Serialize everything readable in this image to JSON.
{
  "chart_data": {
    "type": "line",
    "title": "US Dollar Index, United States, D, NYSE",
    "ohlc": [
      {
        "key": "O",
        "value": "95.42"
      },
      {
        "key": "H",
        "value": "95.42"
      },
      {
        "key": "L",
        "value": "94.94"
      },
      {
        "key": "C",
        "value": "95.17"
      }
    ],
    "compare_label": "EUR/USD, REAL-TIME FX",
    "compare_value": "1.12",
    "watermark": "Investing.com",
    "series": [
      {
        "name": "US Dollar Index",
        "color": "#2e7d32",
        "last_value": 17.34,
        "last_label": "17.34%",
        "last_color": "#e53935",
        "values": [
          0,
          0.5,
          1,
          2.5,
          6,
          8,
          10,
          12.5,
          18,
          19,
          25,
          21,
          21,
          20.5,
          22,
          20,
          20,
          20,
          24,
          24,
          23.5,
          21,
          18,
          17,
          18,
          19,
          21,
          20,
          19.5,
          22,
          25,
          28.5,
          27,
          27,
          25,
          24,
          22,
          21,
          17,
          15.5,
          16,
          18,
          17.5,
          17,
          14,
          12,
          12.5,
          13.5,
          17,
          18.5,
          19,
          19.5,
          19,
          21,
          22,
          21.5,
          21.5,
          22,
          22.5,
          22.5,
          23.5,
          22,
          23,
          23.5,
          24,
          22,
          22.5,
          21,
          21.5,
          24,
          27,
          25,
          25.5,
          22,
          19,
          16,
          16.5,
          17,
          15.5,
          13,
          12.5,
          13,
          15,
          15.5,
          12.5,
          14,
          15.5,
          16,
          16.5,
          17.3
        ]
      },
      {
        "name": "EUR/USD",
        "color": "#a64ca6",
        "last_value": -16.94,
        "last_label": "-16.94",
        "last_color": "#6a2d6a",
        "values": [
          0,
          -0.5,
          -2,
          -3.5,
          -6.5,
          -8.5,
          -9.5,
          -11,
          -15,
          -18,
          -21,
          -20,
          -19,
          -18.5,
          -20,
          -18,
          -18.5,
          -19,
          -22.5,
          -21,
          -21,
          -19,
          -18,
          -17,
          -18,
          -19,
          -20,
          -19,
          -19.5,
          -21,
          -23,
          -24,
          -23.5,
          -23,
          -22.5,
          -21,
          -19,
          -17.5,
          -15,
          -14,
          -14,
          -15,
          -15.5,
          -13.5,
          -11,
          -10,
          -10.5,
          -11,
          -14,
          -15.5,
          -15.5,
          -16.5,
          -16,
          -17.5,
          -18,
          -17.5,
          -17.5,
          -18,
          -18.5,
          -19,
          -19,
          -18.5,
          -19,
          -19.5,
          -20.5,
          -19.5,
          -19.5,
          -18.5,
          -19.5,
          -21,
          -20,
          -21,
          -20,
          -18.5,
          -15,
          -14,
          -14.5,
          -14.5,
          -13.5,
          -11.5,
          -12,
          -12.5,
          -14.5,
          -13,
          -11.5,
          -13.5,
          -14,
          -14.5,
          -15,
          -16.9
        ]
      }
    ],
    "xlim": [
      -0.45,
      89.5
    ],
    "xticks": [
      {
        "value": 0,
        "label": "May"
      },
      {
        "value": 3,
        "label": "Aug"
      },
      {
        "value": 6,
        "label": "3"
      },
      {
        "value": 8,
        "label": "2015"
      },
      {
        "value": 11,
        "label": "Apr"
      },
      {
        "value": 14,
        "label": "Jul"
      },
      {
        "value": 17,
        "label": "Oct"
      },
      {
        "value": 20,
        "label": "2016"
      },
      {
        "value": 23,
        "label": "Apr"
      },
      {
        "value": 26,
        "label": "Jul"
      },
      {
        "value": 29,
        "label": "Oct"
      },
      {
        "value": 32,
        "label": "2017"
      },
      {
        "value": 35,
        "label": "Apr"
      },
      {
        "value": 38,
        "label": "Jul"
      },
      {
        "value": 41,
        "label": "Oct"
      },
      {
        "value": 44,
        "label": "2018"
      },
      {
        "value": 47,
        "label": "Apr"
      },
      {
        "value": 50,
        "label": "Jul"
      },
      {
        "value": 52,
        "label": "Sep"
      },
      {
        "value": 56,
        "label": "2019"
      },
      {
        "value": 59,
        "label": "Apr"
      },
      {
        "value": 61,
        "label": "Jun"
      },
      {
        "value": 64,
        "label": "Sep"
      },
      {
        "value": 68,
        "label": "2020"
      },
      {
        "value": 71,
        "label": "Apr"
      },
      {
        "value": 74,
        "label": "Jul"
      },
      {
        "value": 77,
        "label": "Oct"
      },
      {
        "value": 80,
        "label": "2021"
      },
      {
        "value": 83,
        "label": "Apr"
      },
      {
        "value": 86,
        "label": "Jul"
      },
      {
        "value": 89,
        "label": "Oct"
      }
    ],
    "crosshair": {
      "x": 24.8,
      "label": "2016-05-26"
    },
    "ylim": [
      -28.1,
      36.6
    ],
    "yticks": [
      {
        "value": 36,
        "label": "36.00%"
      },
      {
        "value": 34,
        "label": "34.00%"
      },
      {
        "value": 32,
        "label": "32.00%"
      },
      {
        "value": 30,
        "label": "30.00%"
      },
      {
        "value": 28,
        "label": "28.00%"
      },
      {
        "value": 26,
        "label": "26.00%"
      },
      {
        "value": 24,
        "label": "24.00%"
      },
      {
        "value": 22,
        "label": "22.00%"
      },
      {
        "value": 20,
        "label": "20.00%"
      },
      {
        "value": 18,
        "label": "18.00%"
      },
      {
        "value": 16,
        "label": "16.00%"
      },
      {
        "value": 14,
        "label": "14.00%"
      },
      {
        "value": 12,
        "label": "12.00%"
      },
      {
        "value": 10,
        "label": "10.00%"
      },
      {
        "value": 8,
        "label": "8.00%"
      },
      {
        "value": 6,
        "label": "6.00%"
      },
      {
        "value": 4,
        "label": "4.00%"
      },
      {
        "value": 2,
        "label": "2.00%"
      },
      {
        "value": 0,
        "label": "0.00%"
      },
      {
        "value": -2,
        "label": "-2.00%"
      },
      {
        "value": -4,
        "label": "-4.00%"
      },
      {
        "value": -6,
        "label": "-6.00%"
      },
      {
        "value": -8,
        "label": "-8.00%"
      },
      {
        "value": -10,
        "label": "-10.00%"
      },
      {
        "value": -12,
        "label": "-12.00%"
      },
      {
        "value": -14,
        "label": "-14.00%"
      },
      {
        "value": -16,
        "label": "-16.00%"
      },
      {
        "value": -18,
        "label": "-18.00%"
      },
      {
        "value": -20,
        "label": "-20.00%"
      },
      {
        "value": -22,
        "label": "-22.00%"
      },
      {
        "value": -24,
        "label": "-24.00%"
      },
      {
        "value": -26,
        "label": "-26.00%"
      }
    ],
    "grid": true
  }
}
============================================================
__Written problem__. Print out every record again, exactly and in full.

__Result of the task__.
Serialize everything readable in this image to JSON.
{
  "chart_data": {
    "type": "line",
    "title": "US Dollar Index, United States, D, NYSE",
    "ohlc": [
      {
        "key": "O",
        "value": "95.42"
      },
      {
        "key": "H",
        "value": "95.42"
      },
      {
        "key": "L",
        "value": "94.94"
      },
      {
        "key": "C",
        "value": "95.17"
      }
    ],
    "compare_label": "EUR/USD, REAL-TIME FX",
    "compare_value": "1.12",
    "watermark": "Investing.com",
    "series": [
      {
        "name": "US Dollar Index",
        "color": "#2e7d32",
        "last_value": 17.34,
        "last_label": "17.34%",
        "last_color": "#e53935",
        "values": [
          0,
          0.5,
          1,
          2.5,
          6,
          8,
          10,
          12.5,
          18,
          19,
          25,
          21,
          21,
          20.5,
          22,
          20,
          20,
          20,
          24,
          24,
          23.5,
          21,
          18,
          17,
          18,
          19,
          21,
          20,
          19.5,
          22,
          25,
          28.5,
          27,
          27,
          25,
          24,
          22,
          21,
          17,
          15.5,
          16,
          18,
          17.5,
          17,
          14,
          12,
          12.5,
          13.5,
          17,
          18.5,
          19,
          19.5,
          19,
          21,
          22,
          21.5,
          21.5,
          22,
          22.5,
          22.5,
          23.5,
          22,
          23,
          23.5,
          24,
          22,
          22.5,
          21,
          21.5,
          24,
          27,
          25,
          25.5,
          22,
          19,
          16,
          16.5,
          17,
          15.5,
          13,
          12.5,
          13,
          15,
          15.5,
          12.5,
          14,
          15.5,
          16,
          16.5,
          17.3
        ]
      },
      {
        "name": "EUR/USD",
        "color": "#a64ca6",
        "last_value": -16.94,
        "last_label": "-16.94",
        "last_color": "#6a2d6a",
        "values": [
          0,
          -0.5,
          -2,
          -3.5,
          -6.5,
          -8.5,
          -9.5,
          -11,
          -15,
          -18,
          -21,
          -20,
          -19,
          -18.5,
          -20,
          -18,
          -18.5,
          -19,
          -22.5,
          -21,
          -21,
          -19,
          -18,
          -17,
          -18,
          -19,
          -20,
          -19,
          -19.5,
          -21,
          -23,
          -24,
          -23.5,
          -23,
          -22.5,
          -21,
          -19,
          -17.5,
          -15,
          -14,
          -14,
          -15,
          -15.5,
          -13.5,
          -11,
          -10,
          -10.5,
          -11,
          -14,
          -15.5,
          -15.5,
          -16.5,
          -16,
          -17.5,
          -18,
          -17.5,
          -17.5,
          -18,
          -18.5,
          -19,
          -19,
          -18.5,
          -19,
          -19.5,
          -20.5,
          -19.5,
          -19.5,
          -18.5,
          -19.5,
          -21,
          -20,
          -21,
          -20,
          -18.5,
          -15,
          -14,
          -14.5,
          -14.5,
          -13.5,
          -11.5,
          -12,
          -12.5,
          -14.5,
          -13,
          -11.5,
          -13.5,
          -14,
          -14.5,
          -15,
          -16.9
        ]
      }
    ],
    "xlim": [
      -0.45,
      89.5
    ],
    "xticks": [
      {
        "value": 0,
        "label": "May"
      },
      {
        "value": 3,
        "label": "Aug"
      },
      {
        "value": 6,
        "label": "3"
      },
      {
        "value": 8,
        "label": "2015"
      },
      {
        "value": 11,
        "label": "Apr"
      },
      {
        "value": 14,
        "label": "Jul"
      },
      {
        "value": 17,
        "label": "Oct"
      },
      {
        "value": 20,
        "label": "2016"
      },
      {
        "value": 23,
        "label": "Apr"
      },
      {
        "value": 26,
        "label": "Jul"
      },
      {
        "value": 29,
        "label": "Oct"
      },
      {
        "value": 32,
        "label": "2017"
      },
      {
        "value": 35,
        "label": "Apr"
      },
      {
        "value": 38,
        "label": "Jul"
      },
      {
        "value": 41,
        "label": "Oct"
      },
      {
        "value": 44,
        "label": "2018"
      },
      {
        "value": 47,
        "label": "Apr"
      },
      {
        "value": 50,
        "label": "Jul"
      },
      {
        "value": 52,
        "label": "Sep"
      },
      {
        "value": 56,
        "label": "2019"
      },
      {
        "value": 59,
        "label": "Apr"
      },
      {
        "value": 61,
        "label": "Jun"
      },
      {
        "value": 64,
        "label": "Sep"
      },
      {
        "value": 68,
        "label": "2020"
      },
      {
        "value": 71,
        "label": "Apr"
      },
      {
        "value": 74,
        "label": "Jul"
      },
      {
        "value": 77,
        "label": "Oct"
      },
      {
        "value": 80,
        "label": "2021"
      },
      {
        "value": 83,
        "label": "Apr"
      },
      {
        "value": 86,
        "label": "Jul"
      },
      {
        "value": 89,
        "label": "Oct"
      }
    ],
    "crosshair": {
      "x": 24.8,
      "label": "2016-05-26"
    },
    "ylim": [
      -28.1,
      36.6
    ],
    "yticks": [
      {
        "value": 36,
        "label": "36.00%"
      },
      {
        "value": 34,
        "label": "34.00%"
      },
      {
        "value": 32,
        "label": "32.00%"
      },
      {
        "value": 30,
        "label": "30.00%"
      },
      {
        "value": 28,
        "label": "28.00%"
      },
      {
        "value": 26,
        "label": "26.00%"
      },
      {
        "value": 24,
        "label": "24.00%"
      },
      {
        "value": 22,
        "label": "22.00%"
      },
      {
        "value": 20,
        "label": "20.00%"
      },
      {
        "value": 18,
        "label": "18.00%"
      },
      {
        "value": 16,
        "label": "16.00%"
      },
      {
        "value": 14,
        "label": "14.00%"
      },
      {
        "value": 12,
        "label": "12.00%"
      },
      {
        "value": 10,
        "label": "10.00%"
      },
      {
        "value": 8,
        "label": "8.00%"
      },
      {
        "value": 6,
        "label": "6.00%"
      },
      {
        "value": 4,
        "label": "4.00%"
      },
      {
        "value": 2,
        "label": "2.00%"
      },
      {
        "value": 0,
        "label": "0.00%"
      },
      {
        "value": -2,
        "label": "-2.00%"
      },
      {
        "value": -4,
        "label": "-4.00%"
      },
      {
        "value": -6,
        "label": "-6.00%"
      },
      {
        "value": -8,
        "label": "-8.00%"
      },
      {
        "value": -10,
        "label": "-10.00%"
      },
      {
        "value": -12,
        "label": "-12.00%"
      },
      {
        "value": -14,
        "label": "-14.00%"
      },
      {
        "value": -16,
        "label": "-16.00%"
      },
      {
        "value": -18,
        "label": "-18.00%"
      },
      {
        "value": -20,
        "label": "-20.00%"
      },
      {
        "value": -22,
        "label": "-22.00%"
      },
      {
        "value": -24,
        "label": "-24.00%"
      },
      {
        "value": -26,
        "label": "-26.00%"
      }
    ],
    "grid": true
  }
}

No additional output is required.